§ WRITTEN EXERCISE: Copy the records from their first line through the line containing "Název příležitosti [790,853,901,868]", swapping "table-row" for "grid-row" and leaving everything else as it is.

§ AVAILABLE DATA:
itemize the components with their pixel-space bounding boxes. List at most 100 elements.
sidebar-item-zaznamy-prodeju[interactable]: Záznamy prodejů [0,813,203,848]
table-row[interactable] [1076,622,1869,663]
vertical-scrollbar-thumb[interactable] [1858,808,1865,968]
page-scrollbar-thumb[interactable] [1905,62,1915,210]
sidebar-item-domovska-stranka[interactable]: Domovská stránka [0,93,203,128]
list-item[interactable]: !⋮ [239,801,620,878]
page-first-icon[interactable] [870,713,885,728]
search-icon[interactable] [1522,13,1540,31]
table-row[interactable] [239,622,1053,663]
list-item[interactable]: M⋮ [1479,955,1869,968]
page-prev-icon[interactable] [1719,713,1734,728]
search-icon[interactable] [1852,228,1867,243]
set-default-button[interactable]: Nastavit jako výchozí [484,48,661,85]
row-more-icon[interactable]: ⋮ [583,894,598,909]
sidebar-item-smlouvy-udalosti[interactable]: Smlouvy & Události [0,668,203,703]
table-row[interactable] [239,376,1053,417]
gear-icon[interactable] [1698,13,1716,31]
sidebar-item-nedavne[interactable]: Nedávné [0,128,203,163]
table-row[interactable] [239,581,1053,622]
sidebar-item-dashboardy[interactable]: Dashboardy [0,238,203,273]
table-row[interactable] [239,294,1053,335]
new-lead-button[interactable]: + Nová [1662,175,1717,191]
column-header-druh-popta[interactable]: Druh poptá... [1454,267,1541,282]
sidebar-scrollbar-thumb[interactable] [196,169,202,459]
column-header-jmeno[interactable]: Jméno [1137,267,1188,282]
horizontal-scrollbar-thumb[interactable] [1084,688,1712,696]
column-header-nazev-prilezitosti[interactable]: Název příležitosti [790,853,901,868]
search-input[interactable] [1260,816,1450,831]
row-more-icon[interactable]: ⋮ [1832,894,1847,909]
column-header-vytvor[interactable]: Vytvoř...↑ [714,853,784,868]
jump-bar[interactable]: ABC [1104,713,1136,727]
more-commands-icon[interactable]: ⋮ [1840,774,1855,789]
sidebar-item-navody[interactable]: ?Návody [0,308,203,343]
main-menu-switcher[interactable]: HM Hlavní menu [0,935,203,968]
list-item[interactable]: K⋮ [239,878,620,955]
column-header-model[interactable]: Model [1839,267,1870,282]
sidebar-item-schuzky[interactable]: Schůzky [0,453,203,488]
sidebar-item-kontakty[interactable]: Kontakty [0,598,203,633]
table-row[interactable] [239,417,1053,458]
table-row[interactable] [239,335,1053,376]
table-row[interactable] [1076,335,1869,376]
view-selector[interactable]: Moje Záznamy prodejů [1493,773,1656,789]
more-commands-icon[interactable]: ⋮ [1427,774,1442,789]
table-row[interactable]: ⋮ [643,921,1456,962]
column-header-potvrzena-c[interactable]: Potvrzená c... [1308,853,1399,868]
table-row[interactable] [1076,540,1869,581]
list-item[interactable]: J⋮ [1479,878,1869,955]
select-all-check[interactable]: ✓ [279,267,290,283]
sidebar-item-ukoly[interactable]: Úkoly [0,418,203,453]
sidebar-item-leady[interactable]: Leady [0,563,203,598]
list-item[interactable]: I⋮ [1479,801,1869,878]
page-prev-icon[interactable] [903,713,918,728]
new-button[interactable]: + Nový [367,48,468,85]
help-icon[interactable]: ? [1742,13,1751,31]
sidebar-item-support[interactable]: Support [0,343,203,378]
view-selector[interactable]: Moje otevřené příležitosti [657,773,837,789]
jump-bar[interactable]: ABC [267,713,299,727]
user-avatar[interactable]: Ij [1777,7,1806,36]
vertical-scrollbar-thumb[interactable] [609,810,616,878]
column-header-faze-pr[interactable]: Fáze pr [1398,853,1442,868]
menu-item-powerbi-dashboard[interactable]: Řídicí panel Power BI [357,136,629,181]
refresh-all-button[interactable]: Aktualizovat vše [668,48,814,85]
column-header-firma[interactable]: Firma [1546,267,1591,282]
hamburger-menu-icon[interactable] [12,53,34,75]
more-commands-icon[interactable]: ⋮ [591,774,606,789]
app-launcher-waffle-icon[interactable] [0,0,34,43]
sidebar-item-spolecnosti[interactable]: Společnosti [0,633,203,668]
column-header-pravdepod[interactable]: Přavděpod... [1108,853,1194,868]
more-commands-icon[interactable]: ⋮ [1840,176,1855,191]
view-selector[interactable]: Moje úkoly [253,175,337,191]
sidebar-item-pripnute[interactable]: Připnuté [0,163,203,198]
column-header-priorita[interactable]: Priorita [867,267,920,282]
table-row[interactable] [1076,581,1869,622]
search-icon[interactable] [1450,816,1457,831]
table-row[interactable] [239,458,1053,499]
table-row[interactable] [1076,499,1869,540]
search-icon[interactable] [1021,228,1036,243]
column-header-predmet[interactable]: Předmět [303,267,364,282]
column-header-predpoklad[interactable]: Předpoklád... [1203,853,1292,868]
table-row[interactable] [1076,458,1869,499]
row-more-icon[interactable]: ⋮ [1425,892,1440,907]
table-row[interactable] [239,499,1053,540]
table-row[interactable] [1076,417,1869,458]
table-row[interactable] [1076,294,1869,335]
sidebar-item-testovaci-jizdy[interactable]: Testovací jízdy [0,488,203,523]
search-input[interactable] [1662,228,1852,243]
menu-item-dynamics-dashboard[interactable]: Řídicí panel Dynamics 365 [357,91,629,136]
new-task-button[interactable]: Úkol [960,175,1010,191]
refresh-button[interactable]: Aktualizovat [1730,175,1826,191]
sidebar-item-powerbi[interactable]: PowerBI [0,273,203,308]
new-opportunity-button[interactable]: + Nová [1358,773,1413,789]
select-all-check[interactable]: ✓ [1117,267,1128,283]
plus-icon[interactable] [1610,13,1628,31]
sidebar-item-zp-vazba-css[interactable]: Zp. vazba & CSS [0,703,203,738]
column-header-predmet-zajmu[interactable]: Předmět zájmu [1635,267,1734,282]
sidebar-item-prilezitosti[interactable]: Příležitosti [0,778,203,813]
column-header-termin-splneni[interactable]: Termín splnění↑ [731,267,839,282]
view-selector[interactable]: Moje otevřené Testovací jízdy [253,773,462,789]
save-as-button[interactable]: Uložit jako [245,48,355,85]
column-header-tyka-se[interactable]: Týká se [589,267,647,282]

§ EXERCISE RESULT:
itemize the components with their pixel-space bounding boxes. List at most 100 elements.
sidebar-item-zaznamy-prodeju[interactable]: Záznamy prodejů [0,813,203,848]
grid-row[interactable] [1076,622,1869,663]
vertical-scrollbar-thumb[interactable] [1858,808,1865,968]
page-scrollbar-thumb[interactable] [1905,62,1915,210]
sidebar-item-domovska-stranka[interactable]: Domovská stránka [0,93,203,128]
list-item[interactable]: !⋮ [239,801,620,878]
page-first-icon[interactable] [870,713,885,728]
search-icon[interactable] [1522,13,1540,31]
grid-row[interactable] [239,622,1053,663]
list-item[interactable]: M⋮ [1479,955,1869,968]
page-prev-icon[interactable] [1719,713,1734,728]
search-icon[interactable] [1852,228,1867,243]
set-default-button[interactable]: Nastavit jako výchozí [484,48,661,85]
row-more-icon[interactable]: ⋮ [583,894,598,909]
sidebar-item-smlouvy-udalosti[interactable]: Smlouvy & Události [0,668,203,703]
grid-row[interactable] [239,376,1053,417]
gear-icon[interactable] [1698,13,1716,31]
sidebar-item-nedavne[interactable]: Nedávné [0,128,203,163]
grid-row[interactable] [239,581,1053,622]
sidebar-item-dashboardy[interactable]: Dashboardy [0,238,203,273]
grid-row[interactable] [239,294,1053,335]
new-lead-button[interactable]: + Nová [1662,175,1717,191]
column-header-druh-popta[interactable]: Druh poptá... [1454,267,1541,282]
sidebar-scrollbar-thumb[interactable] [196,169,202,459]
column-header-jmeno[interactable]: Jméno [1137,267,1188,282]
horizontal-scrollbar-thumb[interactable] [1084,688,1712,696]
column-header-nazev-prilezitosti[interactable]: Název příležitosti [790,853,901,868]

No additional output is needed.